Below are the records; reproduce all of them exactly but without any images.

§ **EXERCISE INPUTS**
## Begin

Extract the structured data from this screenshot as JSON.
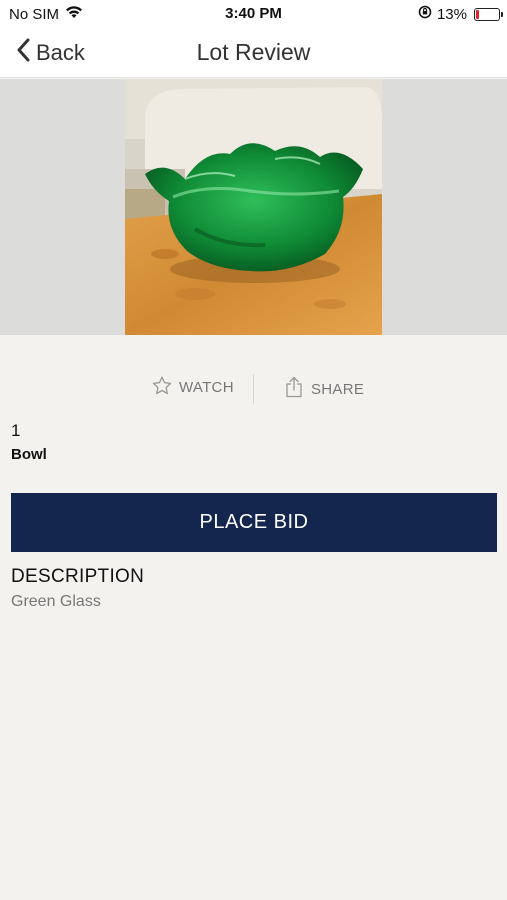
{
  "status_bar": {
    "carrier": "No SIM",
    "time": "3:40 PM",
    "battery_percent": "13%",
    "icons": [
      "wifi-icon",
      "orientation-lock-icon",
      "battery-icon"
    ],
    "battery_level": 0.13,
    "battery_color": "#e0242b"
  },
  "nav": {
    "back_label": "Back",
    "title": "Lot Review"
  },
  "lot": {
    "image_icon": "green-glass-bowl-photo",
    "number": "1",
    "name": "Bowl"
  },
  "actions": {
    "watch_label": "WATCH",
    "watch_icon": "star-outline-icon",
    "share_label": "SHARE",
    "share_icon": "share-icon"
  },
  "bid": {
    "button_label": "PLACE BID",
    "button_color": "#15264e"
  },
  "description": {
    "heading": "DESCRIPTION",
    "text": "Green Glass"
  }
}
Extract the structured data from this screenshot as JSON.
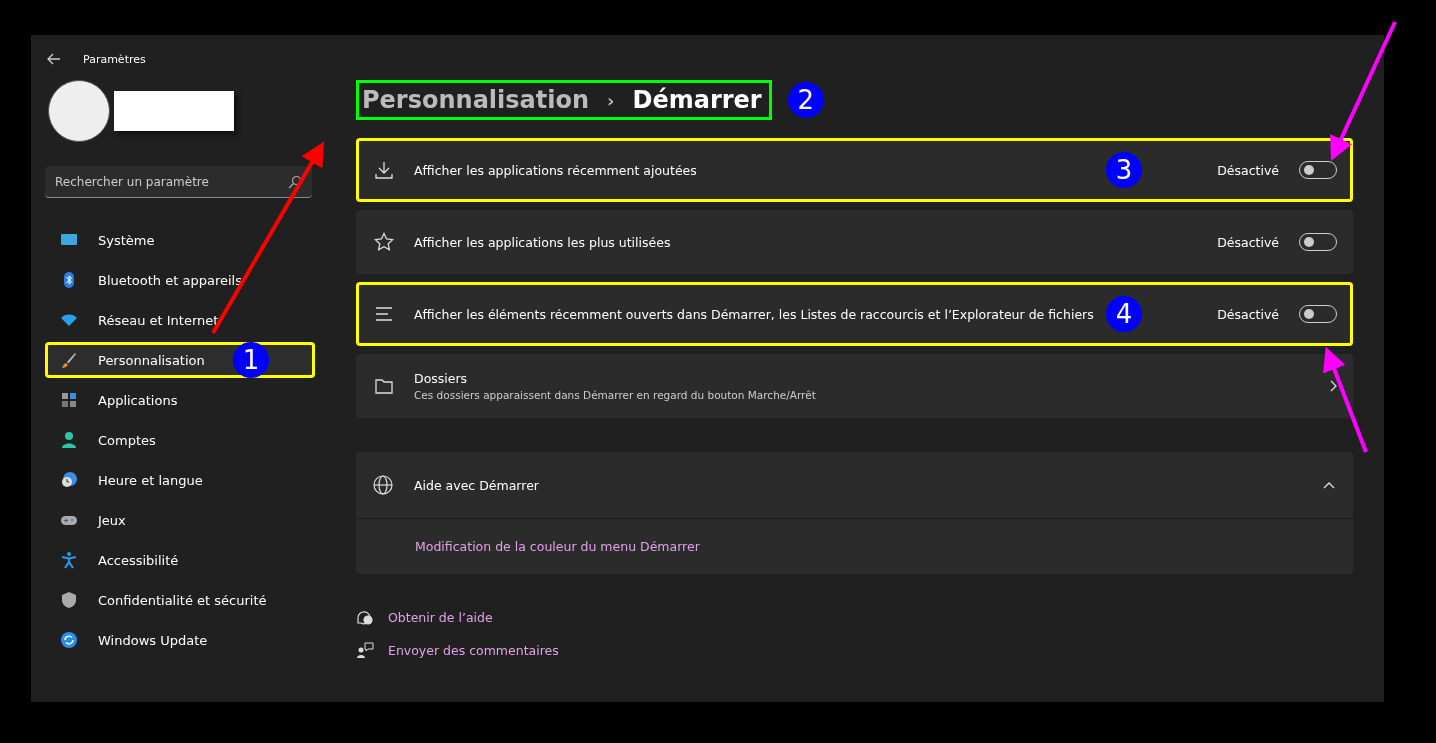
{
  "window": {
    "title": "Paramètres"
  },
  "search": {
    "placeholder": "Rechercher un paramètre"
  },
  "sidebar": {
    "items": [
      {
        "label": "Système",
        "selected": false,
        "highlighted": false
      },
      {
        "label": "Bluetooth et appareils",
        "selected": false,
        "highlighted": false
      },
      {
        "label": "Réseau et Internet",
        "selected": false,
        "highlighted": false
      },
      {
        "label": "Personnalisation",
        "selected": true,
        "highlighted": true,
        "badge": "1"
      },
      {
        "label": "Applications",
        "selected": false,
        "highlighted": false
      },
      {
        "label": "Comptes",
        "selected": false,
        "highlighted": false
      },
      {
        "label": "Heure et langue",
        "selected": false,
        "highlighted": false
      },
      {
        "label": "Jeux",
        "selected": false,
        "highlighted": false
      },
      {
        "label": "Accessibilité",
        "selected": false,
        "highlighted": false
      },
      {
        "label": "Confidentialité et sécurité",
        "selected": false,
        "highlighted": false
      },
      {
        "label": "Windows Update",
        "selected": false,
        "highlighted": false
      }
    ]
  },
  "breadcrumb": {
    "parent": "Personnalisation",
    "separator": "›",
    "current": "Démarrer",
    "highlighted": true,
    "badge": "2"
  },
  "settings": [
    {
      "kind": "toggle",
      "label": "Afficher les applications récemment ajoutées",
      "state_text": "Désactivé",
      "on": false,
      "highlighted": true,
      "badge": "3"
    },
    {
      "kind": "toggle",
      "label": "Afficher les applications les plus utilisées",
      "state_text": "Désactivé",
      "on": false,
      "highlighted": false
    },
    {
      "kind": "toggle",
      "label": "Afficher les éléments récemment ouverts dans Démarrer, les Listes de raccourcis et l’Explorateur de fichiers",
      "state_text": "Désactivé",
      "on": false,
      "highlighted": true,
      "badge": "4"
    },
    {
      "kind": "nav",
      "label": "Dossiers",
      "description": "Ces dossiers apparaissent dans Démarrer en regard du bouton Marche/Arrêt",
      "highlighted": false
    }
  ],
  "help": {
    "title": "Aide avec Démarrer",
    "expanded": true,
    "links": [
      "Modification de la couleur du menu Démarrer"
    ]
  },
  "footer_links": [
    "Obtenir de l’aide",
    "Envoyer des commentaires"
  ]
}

## End

§ **TASK RESPONSE**
Extract the structured data from this screenshot as JSON.
{
  "status_bar": {
    "carrier": "No SIM",
    "time": "3:40 PM",
    "battery_percent": "13%",
    "icons": [
      "wifi-icon",
      "orientation-lock-icon",
      "battery-icon"
    ],
    "battery_level": 0.13,
    "battery_color": "#e0242b"
  },
  "nav": {
    "back_label": "Back",
    "title": "Lot Review"
  },
  "lot": {
    "image_icon": "green-glass-bowl-photo",
    "number": "1",
    "name": "Bowl"
  },
  "actions": {
    "watch_label": "WATCH",
    "watch_icon": "star-outline-icon",
    "share_label": "SHARE",
    "share_icon": "share-icon"
  },
  "bid": {
    "button_label": "PLACE BID",
    "button_color": "#15264e"
  },
  "description": {
    "heading": "DESCRIPTION",
    "text": "Green Glass"
  }
}
Extract the structured data from this screenshot as JSON.
{
  "window": {
    "title": "Paramètres"
  },
  "search": {
    "placeholder": "Rechercher un paramètre"
  },
  "sidebar": {
    "items": [
      {
        "label": "Système",
        "selected": false,
        "highlighted": false
      },
      {
        "label": "Bluetooth et appareils",
        "selected": false,
        "highlighted": false
      },
      {
        "label": "Réseau et Internet",
        "selected": false,
        "highlighted": false
      },
      {
        "label": "Personnalisation",
        "selected": true,
        "highlighted": true,
        "badge": "1"
      },
      {
        "label": "Applications",
        "selected": false,
        "highlighted": false
      },
      {
        "label": "Comptes",
        "selected": false,
        "highlighted": false
      },
      {
        "label": "Heure et langue",
        "selected": false,
        "highlighted": false
      },
      {
        "label": "Jeux",
        "selected": false,
        "highlighted": false
      },
      {
        "label": "Accessibilité",
        "selected": false,
        "highlighted": false
      },
      {
        "label": "Confidentialité et sécurité",
        "selected": false,
        "highlighted": false
      },
      {
        "label": "Windows Update",
        "selected": false,
        "highlighted": false
      }
    ]
  },
  "breadcrumb": {
    "parent": "Personnalisation",
    "separator": "›",
    "current": "Démarrer",
    "highlighted": true,
    "badge": "2"
  },
  "settings": [
    {
      "kind": "toggle",
      "label": "Afficher les applications récemment ajoutées",
      "state_text": "Désactivé",
      "on": false,
      "highlighted": true,
      "badge": "3"
    },
    {
      "kind": "toggle",
      "label": "Afficher les applications les plus utilisées",
      "state_text": "Désactivé",
      "on": false,
      "highlighted": false
    },
    {
      "kind": "toggle",
      "label": "Afficher les éléments récemment ouverts dans Démarrer, les Listes de raccourcis et l’Explorateur de fichiers",
      "state_text": "Désactivé",
      "on": false,
      "highlighted": true,
      "badge": "4"
    },
    {
      "kind": "nav",
      "label": "Dossiers",
      "description": "Ces dossiers apparaissent dans Démarrer en regard du bouton Marche/Arrêt",
      "highlighted": false
    }
  ],
  "help": {
    "title": "Aide avec Démarrer",
    "expanded": true,
    "links": [
      "Modification de la couleur du menu Démarrer"
    ]
  },
  "footer_links": [
    "Obtenir de l’aide",
    "Envoyer des commentaires"
  ]
}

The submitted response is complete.